→ **Provided records**:

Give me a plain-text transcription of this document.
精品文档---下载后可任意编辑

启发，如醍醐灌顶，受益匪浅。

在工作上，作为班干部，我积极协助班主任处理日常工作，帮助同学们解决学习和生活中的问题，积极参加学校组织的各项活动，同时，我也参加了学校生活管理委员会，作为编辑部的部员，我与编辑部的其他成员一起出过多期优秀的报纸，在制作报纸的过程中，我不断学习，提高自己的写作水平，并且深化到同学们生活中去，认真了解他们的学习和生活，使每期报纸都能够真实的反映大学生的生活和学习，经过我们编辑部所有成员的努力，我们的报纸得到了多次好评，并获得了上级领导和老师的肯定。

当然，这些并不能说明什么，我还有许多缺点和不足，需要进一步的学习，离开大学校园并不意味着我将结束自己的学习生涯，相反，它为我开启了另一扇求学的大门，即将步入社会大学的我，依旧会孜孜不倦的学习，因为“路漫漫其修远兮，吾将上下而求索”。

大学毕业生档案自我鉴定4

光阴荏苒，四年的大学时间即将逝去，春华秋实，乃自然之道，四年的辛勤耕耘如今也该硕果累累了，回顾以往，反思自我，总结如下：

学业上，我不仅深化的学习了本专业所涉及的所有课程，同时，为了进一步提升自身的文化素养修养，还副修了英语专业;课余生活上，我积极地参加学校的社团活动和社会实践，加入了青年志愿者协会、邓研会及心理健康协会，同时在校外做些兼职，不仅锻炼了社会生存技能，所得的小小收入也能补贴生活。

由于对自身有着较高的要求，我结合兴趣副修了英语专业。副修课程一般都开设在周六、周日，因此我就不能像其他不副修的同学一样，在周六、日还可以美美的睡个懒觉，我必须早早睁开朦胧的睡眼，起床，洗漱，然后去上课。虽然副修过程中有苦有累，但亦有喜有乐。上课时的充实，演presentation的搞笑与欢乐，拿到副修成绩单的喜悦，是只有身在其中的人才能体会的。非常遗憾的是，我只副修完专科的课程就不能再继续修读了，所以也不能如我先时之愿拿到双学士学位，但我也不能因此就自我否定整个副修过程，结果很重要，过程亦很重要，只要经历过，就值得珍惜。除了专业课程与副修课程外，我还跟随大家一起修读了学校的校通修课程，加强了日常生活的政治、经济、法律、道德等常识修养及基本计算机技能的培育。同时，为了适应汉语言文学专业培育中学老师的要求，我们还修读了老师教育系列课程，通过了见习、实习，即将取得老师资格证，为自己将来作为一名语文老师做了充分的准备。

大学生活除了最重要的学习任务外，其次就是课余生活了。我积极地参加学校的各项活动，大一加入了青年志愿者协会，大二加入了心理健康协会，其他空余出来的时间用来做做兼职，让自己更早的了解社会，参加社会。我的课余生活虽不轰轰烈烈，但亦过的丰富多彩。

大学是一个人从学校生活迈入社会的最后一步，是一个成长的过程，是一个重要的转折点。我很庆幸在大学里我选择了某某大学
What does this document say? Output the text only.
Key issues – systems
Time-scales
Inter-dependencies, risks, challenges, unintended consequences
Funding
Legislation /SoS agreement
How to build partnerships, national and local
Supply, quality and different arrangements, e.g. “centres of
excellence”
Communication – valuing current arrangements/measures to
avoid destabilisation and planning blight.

→ **Task to carry out**:
Look above for every line with the word "this" and copy it.

→ **Expected answer**:
Give me a plain-text transcription of this document.
What does this document say? Output the text only.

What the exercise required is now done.